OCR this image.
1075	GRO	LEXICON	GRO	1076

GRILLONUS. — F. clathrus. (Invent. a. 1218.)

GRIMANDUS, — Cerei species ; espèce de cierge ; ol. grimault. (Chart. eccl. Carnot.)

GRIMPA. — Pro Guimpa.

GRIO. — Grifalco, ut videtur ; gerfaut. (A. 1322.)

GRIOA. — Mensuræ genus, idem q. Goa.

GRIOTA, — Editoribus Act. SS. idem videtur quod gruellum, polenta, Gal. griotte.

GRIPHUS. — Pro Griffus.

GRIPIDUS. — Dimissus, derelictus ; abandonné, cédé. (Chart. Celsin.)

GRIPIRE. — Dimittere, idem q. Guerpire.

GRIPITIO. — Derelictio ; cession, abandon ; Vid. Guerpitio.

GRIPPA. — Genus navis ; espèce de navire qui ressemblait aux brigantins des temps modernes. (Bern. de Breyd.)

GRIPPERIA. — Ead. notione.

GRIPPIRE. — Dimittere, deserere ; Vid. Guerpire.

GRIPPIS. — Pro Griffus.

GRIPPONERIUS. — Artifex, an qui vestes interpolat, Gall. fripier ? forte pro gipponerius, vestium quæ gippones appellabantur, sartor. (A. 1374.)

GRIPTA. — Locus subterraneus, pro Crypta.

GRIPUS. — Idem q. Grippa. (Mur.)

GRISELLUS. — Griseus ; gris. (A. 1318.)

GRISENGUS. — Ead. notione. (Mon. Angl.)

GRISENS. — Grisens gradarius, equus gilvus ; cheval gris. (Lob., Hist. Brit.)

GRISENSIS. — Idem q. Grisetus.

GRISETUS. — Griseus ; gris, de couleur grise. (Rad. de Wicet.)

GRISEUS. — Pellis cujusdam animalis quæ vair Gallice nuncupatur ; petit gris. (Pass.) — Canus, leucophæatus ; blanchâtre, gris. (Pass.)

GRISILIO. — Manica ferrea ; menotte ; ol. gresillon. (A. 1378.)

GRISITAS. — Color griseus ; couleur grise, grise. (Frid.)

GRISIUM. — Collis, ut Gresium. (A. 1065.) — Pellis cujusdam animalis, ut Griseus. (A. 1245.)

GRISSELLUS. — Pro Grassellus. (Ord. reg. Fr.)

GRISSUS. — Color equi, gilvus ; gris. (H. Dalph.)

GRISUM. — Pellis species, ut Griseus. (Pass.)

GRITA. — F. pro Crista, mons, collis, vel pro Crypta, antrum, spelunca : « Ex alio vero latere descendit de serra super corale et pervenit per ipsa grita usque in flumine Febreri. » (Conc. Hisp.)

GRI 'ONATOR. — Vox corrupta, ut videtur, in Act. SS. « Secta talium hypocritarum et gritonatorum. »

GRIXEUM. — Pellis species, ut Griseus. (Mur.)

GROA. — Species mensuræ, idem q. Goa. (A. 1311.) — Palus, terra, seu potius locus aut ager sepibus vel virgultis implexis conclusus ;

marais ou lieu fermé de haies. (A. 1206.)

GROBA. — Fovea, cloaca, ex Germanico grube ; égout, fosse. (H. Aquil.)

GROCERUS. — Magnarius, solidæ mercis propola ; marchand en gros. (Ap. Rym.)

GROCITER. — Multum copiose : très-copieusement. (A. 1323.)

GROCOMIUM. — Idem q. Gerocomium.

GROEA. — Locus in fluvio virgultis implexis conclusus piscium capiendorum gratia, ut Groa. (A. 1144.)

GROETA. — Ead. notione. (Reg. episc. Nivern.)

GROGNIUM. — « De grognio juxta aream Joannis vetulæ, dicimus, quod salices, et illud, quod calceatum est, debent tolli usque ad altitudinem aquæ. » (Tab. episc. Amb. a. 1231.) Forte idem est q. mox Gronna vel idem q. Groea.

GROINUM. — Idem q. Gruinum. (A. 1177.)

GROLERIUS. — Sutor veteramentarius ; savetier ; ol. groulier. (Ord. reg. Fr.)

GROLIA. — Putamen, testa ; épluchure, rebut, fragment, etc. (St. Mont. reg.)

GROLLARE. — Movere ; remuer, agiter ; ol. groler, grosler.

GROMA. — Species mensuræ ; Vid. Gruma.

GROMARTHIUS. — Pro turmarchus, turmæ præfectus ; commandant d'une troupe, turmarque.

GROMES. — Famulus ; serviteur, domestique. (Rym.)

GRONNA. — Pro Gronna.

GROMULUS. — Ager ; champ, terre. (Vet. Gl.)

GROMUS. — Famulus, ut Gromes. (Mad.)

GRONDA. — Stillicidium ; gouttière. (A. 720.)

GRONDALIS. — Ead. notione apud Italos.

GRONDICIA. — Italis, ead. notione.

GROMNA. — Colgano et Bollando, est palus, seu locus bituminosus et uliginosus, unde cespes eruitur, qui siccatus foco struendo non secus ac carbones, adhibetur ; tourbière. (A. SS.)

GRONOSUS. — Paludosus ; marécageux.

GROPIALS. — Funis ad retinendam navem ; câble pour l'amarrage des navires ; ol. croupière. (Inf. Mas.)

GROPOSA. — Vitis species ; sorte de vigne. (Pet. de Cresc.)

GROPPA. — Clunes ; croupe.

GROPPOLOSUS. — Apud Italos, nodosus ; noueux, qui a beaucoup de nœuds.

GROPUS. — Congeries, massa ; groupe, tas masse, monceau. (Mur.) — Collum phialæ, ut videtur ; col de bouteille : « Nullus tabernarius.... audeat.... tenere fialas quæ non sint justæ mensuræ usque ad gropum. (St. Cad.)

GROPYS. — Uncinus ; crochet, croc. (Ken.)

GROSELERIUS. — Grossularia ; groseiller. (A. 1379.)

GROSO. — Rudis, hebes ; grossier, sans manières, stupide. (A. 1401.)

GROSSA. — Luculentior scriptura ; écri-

§ Your objective
Each entry is to be returned in full, character for character.

§ Solution below
OCR this image.
1075	GRO	LEXICON	GRO	1076

GRILLONUS. — F. clathrus. (Invent. a. 1218.)

GRIMANDUS, — Cerei species ; espèce de cierge ; ol. grimault. (Chart. eccl. Carnot.)

GRIMPA. — Pro Guimpa.

GRIO. — Grifalco, ut videtur ; gerfaut. (A. 1322.)

GRIOA. — Mensuræ genus, idem q. Goa.

GRIOTA, — Editoribus Act. SS. idem videtur quod gruellum, polenta, Gal. griotte.

GRIPHUS. — Pro Griffus.

GRIPIDUS. — Dimissus, derelictus ; abandonné, cédé. (Chart. Celsin.)

GRIPIRE. — Dimittere, idem q. Guerpire.

GRIPITIO. — Derelictio ; cession, abandon ; Vid. Guerpitio.

GRIPPA. — Genus navis ; espèce de navire qui ressemblait aux brigantins des temps modernes. (Bern. de Breyd.)

GRIPPERIA. — Ead. notione.

GRIPPIRE. — Dimittere, deserere ; Vid. Guerpire.

GRIPPIS. — Pro Griffus.

GRIPPONERIUS. — Artifex, an qui vestes interpolat, Gall. fripier ? forte pro gipponerius, vestium quæ gippones appellabantur, sartor. (A. 1374.)

GRIPTA. — Locus subterraneus, pro Crypta.

GRIPUS. — Idem q. Grippa. (Mur.)

GRISELLUS. — Griseus ; gris. (A. 1318.)

GRISENGUS. — Ead. notione. (Mon. Angl.)

GRISENS. — Grisens gradarius, equus gilvus ; cheval gris. (Lob., Hist. Brit.)

GRISENSIS. — Idem q. Grisetus.

GRISETUS. — Griseus ; gris, de couleur grise. (Rad. de Wicet.)

GRISEUS. — Pellis cujusdam animalis quæ vair Gallice nuncupatur ; petit gris. (Pass.) — Canus, leucophæatus ; blanchâtre, gris. (Pass.)

GRISILIO. — Manica ferrea ; menotte ; ol. gresillon. (A. 1378.)

GRISITAS. — Color griseus ; couleur grise, grise. (Frid.)

GRISIUM. — Collis, ut Gresium. (A. 1065.) — Pellis cujusdam animalis, ut Griseus. (A. 1245.)

GRISSELLUS. — Pro Grassellus. (Ord. reg. Fr.)

GRISSUS. — Color equi, gilvus ; gris. (H. Dalph.)

GRISUM. — Pellis species, ut Griseus. (Pass.)

GRITA. — F. pro Crista, mons, collis, vel pro Crypta, antrum, spelunca : « Ex alio vero latere descendit de serra super corale et pervenit per ipsa grita usque in flumine Febreri. » (Conc. Hisp.)

GRI 'ONATOR. — Vox corrupta, ut videtur, in Act. SS. « Secta talium hypocritarum et gritonatorum. »

GRIXEUM. — Pellis species, ut Griseus. (Mur.)

GROA. — Species mensuræ, idem q. Goa. (A. 1311.) — Palus, terra, seu potius locus aut ager sepibus vel virgultis implexis conclusus ;

marais ou lieu fermé de haies. (A. 1206.)

GROBA. — Fovea, cloaca, ex Germanico grube ; égout, fosse. (H. Aquil.)

GROCERUS. — Magnarius, solidæ mercis propola ; marchand en gros. (Ap. Rym.)

GROCITER. — Multum copiose : très-copieusement. (A. 1323.)

GROCOMIUM. — Idem q. Gerocomium.

GROEA. — Locus in fluvio virgultis implexis conclusus piscium capiendorum gratia, ut Groa. (A. 1144.)

GROETA. — Ead. notione. (Reg. episc. Nivern.)

GROGNIUM. — « De grognio juxta aream Joannis vetulæ, dicimus, quod salices, et illud, quod calceatum est, debent tolli usque ad altitudinem aquæ. » (Tab. episc. Amb. a. 1231.) Forte idem est q. mox Gronna vel idem q. Groea.

GROINUM. — Idem q. Gruinum. (A. 1177.)

GROLERIUS. — Sutor veteramentarius ; savetier ; ol. groulier. (Ord. reg. Fr.)

GROLIA. — Putamen, testa ; épluchure, rebut, fragment, etc. (St. Mont. reg.)

GROLLARE. — Movere ; remuer, agiter ; ol. groler, grosler.

GROMA. — Species mensuræ ; Vid. Gruma.

GROMARTHIUS. — Pro turmarchus, turmæ præfectus ; commandant d'une troupe, turmarque.

GROMES. — Famulus ; serviteur, domestique. (Rym.)

GRONNA. — Pro Gronna.

GROMULUS. — Ager ; champ, terre. (Vet. Gl.)

GROMUS. — Famulus, ut Gromes. (Mad.)

GRONDA. — Stillicidium ; gouttière. (A. 720.)

GRONDALIS. — Ead. notione apud Italos.

GRONDICIA. — Italis, ead. notione.

GROMNA. — Colgano et Bollando, est palus, seu locus bituminosus et uliginosus, unde cespes eruitur, qui siccatus foco struendo non secus ac carbones, adhibetur ; tourbière. (A. SS.)

GRONOSUS. — Paludosus ; marécageux.

GROPIALS. — Funis ad retinendam navem ; câble pour l'amarrage des navires ; ol. croupière. (Inf. Mas.)

GROPOSA. — Vitis species ; sorte de vigne. (Pet. de Cresc.)

GROPPA. — Clunes ; croupe.

GROPPOLOSUS. — Apud Italos, nodosus ; noueux, qui a beaucoup de nœuds.

GROPUS. — Congeries, massa ; groupe, tas masse, monceau. (Mur.) — Collum phialæ, ut videtur ; col de bouteille : « Nullus tabernarius.... audeat.... tenere fialas quæ non sint justæ mensuræ usque ad gropum. (St. Cad.)

GROPYS. — Uncinus ; crochet, croc. (Ken.)

GROSELERIUS. — Grossularia ; groseiller. (A. 1379.)

GROSO. — Rudis, hebes ; grossier, sans manières, stupide. (A. 1401.)

GROSSA. — Luculentior scriptura ; écri-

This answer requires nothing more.